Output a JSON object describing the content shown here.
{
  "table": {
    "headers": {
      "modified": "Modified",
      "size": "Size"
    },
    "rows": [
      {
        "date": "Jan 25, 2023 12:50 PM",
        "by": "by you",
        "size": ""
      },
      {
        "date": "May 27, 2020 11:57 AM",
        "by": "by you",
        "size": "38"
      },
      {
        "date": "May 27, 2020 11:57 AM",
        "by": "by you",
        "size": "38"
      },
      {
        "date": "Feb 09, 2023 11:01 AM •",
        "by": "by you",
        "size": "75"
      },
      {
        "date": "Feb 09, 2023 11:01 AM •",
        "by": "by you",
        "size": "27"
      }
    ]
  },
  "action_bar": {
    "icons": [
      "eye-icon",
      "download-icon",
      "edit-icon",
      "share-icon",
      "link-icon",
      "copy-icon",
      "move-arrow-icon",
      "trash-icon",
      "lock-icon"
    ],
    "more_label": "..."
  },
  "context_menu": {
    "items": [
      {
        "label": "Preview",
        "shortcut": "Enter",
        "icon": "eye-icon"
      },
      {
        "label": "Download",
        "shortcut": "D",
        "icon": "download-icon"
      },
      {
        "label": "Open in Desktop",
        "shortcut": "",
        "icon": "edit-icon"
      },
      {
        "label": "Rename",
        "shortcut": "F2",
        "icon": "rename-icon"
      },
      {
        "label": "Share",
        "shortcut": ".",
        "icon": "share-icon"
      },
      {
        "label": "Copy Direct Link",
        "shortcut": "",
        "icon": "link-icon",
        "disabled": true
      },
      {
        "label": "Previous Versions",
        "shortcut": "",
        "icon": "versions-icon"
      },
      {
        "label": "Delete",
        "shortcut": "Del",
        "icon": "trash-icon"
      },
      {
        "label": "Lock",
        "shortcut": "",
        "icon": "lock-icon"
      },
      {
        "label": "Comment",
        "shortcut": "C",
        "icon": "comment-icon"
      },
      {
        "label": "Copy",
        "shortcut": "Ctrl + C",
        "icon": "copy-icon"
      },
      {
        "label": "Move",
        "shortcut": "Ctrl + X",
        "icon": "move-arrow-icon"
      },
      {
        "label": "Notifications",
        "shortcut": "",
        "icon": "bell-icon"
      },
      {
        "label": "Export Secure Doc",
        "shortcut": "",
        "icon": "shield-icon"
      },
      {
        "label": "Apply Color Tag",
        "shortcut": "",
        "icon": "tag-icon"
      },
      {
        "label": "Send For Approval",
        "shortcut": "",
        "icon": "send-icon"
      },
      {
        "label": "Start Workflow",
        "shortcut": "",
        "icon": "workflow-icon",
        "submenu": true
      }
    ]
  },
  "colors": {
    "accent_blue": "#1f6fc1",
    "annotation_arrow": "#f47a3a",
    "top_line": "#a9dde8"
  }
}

◇ ◇ ◇ ◇ ◇ ◇ ◇

**What you will do:**
Write out every line exactly as it stands.

**Output:**
Output a JSON object describing the content shown here.
{
  "table": {
    "headers": {
      "modified": "Modified",
      "size": "Size"
    },
    "rows": [
      {
        "date": "Jan 25, 2023 12:50 PM",
        "by": "by you",
        "size": ""
      },
      {
        "date": "May 27, 2020 11:57 AM",
        "by": "by you",
        "size": "38"
      },
      {
        "date": "May 27, 2020 11:57 AM",
        "by": "by you",
        "size": "38"
      },
      {
        "date": "Feb 09, 2023 11:01 AM •",
        "by": "by you",
        "size": "75"
      },
      {
        "date": "Feb 09, 2023 11:01 AM •",
        "by": "by you",
        "size": "27"
      }
    ]
  },
  "action_bar": {
    "icons": [
      "eye-icon",
      "download-icon",
      "edit-icon",
      "share-icon",
      "link-icon",
      "copy-icon",
      "move-arrow-icon",
      "trash-icon",
      "lock-icon"
    ],
    "more_label": "..."
  },
  "context_menu": {
    "items": [
      {
        "label": "Preview",
        "shortcut": "Enter",
        "icon": "eye-icon"
      },
      {
        "label": "Download",
        "shortcut": "D",
        "icon": "download-icon"
      },
      {
        "label": "Open in Desktop",
        "shortcut": "",
        "icon": "edit-icon"
      },
      {
        "label": "Rename",
        "shortcut": "F2",
        "icon": "rename-icon"
      },
      {
        "label": "Share",
        "shortcut": ".",
        "icon": "share-icon"
      },
      {
        "label": "Copy Direct Link",
        "shortcut": "",
        "icon": "link-icon",
        "disabled": true
      },
      {
        "label": "Previous Versions",
        "shortcut": "",
        "icon": "versions-icon"
      },
      {
        "label": "Delete",
        "shortcut": "Del",
        "icon": "trash-icon"
      },
      {
        "label": "Lock",
        "shortcut": "",
        "icon": "lock-icon"
      },
      {
        "label": "Comment",
        "shortcut": "C",
        "icon": "comment-icon"
      },
      {
        "label": "Copy",
        "shortcut": "Ctrl + C",
        "icon": "copy-icon"
      },
      {
        "label": "Move",
        "shortcut": "Ctrl + X",
        "icon": "move-arrow-icon"
      },
      {
        "label": "Notifications",
        "shortcut": "",
        "icon": "bell-icon"
      },
      {
        "label": "Export Secure Doc",
        "shortcut": "",
        "icon": "shield-icon"
      },
      {
        "label": "Apply Color Tag",
        "shortcut": "",
        "icon": "tag-icon"
      },
      {
        "label": "Send For Approval",
        "shortcut": "",
        "icon": "send-icon"
      },
      {
        "label": "Start Workflow",
        "shortcut": "",
        "icon": "workflow-icon",
        "submenu": true
      }
    ]
  },
  "colors": {
    "accent_blue": "#1f6fc1",
    "annotation_arrow": "#f47a3a",
    "top_line": "#a9dde8"
  }
}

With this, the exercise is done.